[Aim of the task]: Wherever the string "name" occurs in a line of these records, report that line.

"""

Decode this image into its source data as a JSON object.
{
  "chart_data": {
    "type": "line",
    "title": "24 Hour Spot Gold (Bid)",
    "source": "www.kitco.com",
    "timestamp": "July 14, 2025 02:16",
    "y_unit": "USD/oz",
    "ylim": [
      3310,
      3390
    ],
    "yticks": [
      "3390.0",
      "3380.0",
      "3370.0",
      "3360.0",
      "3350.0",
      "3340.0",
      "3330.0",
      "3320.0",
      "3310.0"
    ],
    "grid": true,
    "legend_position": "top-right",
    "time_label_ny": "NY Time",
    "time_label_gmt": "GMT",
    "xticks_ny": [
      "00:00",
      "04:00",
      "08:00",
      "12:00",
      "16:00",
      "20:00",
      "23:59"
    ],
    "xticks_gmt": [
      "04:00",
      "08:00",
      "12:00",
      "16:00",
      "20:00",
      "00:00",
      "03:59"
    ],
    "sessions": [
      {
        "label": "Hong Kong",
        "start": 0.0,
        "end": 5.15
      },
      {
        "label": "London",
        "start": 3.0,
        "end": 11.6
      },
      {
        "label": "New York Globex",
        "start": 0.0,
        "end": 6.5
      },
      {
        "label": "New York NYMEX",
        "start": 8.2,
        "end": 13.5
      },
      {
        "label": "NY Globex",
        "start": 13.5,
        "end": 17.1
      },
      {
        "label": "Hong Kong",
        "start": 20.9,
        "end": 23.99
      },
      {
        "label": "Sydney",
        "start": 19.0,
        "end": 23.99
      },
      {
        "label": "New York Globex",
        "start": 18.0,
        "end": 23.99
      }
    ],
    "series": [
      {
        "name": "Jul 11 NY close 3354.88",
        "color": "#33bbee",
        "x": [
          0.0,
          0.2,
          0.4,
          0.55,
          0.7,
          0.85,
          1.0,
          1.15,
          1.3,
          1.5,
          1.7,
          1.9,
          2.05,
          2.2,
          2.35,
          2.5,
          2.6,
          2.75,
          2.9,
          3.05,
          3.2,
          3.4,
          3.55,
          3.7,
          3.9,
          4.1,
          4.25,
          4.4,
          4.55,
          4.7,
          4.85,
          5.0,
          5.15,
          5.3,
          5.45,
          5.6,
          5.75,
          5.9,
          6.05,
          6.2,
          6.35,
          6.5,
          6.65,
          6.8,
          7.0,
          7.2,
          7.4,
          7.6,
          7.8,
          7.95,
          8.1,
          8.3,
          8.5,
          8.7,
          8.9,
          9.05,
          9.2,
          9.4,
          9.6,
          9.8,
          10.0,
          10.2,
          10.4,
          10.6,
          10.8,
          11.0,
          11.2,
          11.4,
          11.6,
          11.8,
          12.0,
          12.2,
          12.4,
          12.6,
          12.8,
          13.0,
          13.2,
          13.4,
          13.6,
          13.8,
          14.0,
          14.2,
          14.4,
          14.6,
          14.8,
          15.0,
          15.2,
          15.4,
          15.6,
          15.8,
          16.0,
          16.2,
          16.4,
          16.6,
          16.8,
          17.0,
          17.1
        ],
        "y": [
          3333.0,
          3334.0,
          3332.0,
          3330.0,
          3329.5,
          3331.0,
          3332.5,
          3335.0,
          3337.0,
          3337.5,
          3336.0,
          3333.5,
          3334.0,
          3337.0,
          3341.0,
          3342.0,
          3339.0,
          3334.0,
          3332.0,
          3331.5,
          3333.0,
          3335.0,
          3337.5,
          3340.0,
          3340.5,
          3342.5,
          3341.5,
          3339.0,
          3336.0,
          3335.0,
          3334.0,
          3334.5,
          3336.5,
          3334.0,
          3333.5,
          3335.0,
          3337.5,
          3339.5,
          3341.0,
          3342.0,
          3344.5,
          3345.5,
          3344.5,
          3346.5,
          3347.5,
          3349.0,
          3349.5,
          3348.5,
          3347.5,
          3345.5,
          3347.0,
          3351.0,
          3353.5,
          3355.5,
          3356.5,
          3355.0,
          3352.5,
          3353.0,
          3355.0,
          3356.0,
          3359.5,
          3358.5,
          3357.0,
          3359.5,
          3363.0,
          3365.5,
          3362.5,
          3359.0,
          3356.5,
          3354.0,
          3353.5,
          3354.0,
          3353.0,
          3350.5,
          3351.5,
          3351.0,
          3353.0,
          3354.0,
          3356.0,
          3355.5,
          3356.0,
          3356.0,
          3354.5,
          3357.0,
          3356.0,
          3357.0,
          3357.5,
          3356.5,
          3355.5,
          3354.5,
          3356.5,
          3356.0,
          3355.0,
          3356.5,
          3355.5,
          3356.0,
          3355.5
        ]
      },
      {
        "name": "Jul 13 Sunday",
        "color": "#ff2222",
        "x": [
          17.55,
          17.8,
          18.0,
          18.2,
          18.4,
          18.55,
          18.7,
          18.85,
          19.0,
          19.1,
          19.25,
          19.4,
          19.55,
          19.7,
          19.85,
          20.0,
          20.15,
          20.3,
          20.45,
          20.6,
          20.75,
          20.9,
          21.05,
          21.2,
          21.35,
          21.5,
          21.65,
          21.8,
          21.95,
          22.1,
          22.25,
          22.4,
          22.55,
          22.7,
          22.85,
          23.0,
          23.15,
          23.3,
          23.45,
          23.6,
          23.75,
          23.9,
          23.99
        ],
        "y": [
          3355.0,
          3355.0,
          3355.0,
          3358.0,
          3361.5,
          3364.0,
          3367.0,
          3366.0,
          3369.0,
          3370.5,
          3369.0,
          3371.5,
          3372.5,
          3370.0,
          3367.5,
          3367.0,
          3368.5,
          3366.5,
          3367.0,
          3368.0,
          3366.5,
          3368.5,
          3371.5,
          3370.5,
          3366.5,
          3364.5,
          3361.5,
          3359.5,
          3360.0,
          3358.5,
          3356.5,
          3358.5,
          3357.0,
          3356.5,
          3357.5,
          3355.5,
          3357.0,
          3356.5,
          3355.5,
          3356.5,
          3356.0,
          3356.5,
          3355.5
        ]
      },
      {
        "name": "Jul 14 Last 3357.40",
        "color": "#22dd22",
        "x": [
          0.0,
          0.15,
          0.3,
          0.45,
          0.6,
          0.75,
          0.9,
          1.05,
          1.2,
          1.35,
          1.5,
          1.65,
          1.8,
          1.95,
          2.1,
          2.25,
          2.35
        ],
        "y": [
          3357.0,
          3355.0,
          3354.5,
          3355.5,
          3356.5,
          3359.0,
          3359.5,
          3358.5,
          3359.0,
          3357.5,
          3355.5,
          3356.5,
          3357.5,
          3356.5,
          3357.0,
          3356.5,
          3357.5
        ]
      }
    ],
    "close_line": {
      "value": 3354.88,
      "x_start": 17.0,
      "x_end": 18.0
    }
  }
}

"""

[Task output]:
        "name": "Jul 11 NY close 3354.88",
        "name": "Jul 13 Sunday",
        "name": "Jul 14 Last 3357.40",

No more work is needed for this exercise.